- _WRITTEN PROBLEM_:
Using the records provided below, locate and copy each line that contains the word "frac".

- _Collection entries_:
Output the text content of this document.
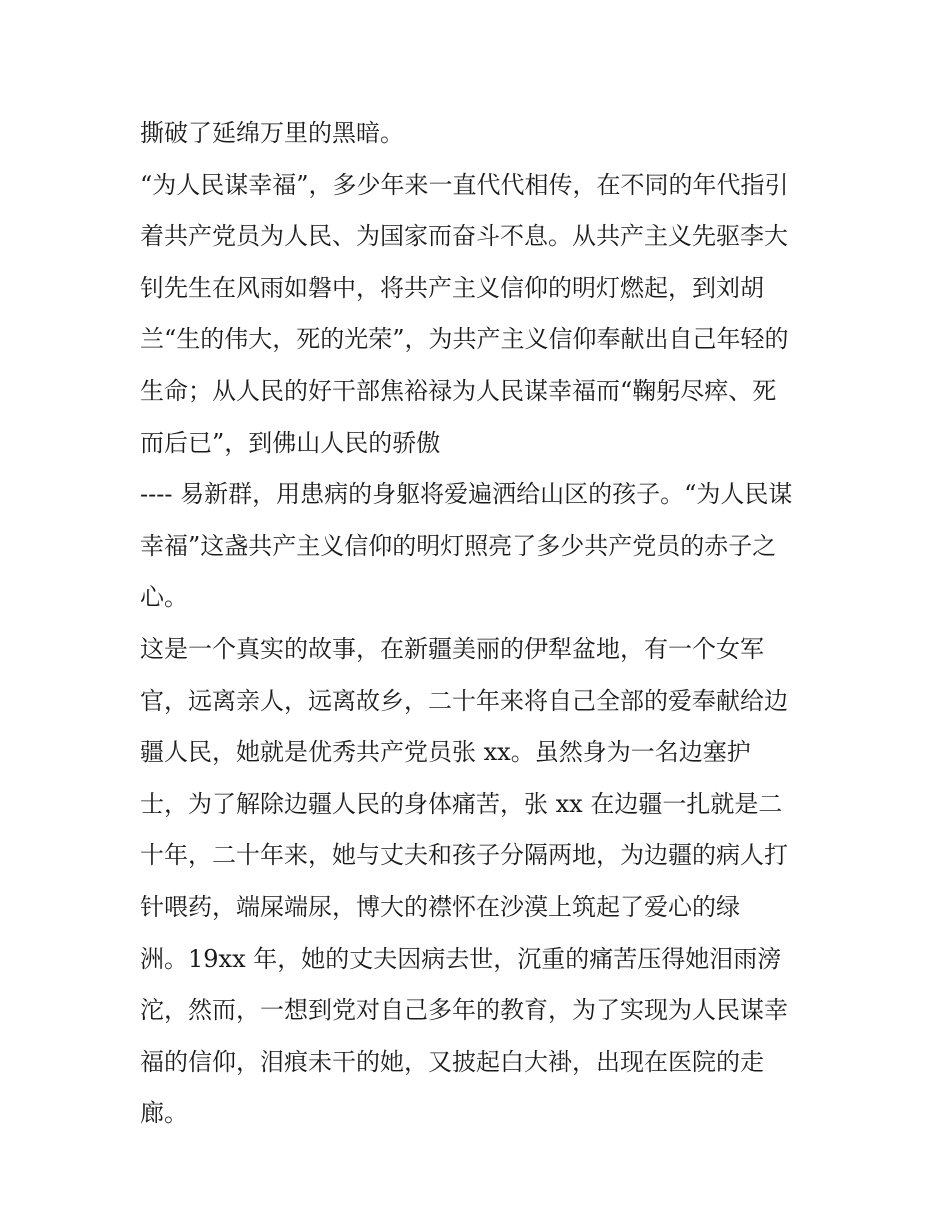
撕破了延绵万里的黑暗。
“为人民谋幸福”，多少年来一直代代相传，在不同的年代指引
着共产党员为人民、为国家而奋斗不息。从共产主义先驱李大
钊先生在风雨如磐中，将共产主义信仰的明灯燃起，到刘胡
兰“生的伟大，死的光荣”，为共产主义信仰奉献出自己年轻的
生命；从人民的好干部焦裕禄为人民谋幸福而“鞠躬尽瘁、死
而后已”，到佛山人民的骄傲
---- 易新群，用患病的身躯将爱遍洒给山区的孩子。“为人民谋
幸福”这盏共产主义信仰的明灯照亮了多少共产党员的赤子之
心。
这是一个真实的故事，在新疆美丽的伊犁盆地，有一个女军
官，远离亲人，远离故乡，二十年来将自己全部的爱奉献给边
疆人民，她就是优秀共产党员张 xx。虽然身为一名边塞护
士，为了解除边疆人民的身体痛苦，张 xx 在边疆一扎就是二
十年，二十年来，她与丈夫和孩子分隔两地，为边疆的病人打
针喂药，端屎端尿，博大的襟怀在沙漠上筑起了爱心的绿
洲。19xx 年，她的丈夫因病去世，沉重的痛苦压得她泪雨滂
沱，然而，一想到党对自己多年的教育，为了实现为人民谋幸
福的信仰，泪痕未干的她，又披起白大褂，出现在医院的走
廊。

==

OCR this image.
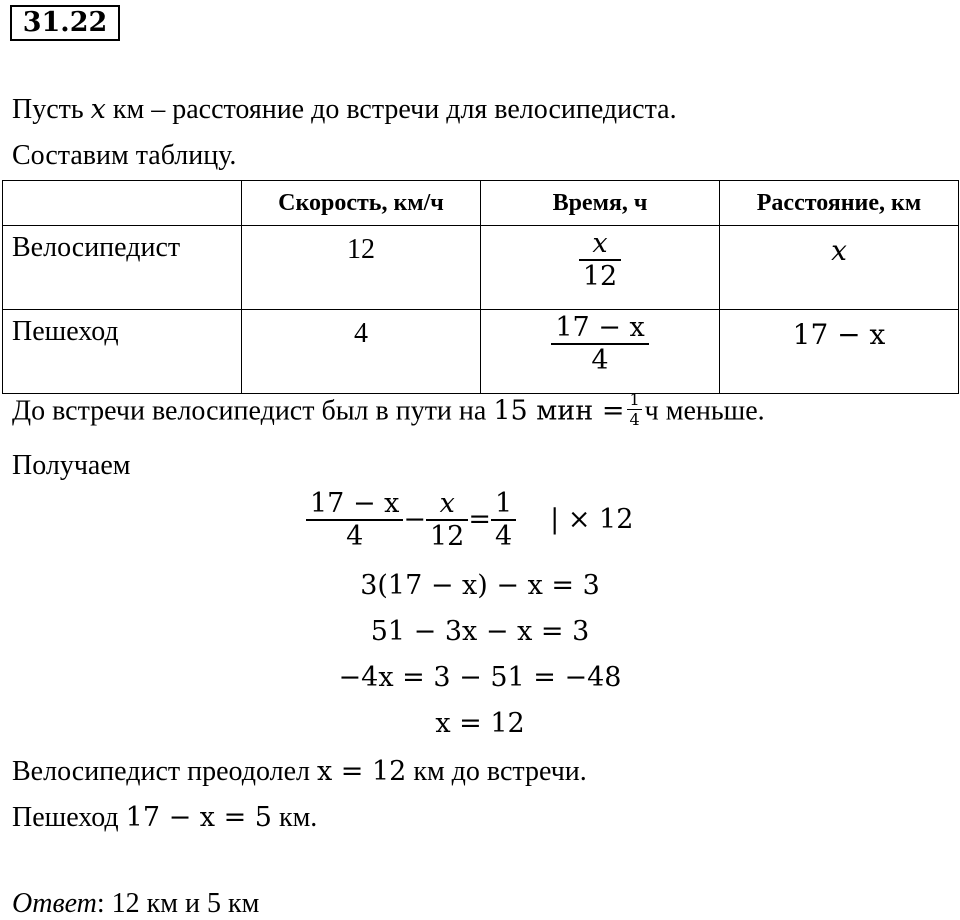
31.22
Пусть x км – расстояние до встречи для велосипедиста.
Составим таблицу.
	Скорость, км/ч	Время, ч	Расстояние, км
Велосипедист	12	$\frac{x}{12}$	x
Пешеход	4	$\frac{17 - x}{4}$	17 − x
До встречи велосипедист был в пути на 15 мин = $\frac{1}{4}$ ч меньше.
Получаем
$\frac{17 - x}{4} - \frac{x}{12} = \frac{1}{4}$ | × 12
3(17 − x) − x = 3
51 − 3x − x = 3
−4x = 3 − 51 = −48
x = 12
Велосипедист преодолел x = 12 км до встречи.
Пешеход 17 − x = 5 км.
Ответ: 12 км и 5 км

- _ANSWER TO THIS PROBLEM_:
Велосипедист	12	$\frac{x}{12}$	x
Пешеход	4	$\frac{17 - x}{4}$	17 − x
До встречи велосипедист был в пути на 15 мин = $\frac{1}{4}$ ч меньше.
$\frac{17 - x}{4} - \frac{x}{12} = \frac{1}{4}$ | × 12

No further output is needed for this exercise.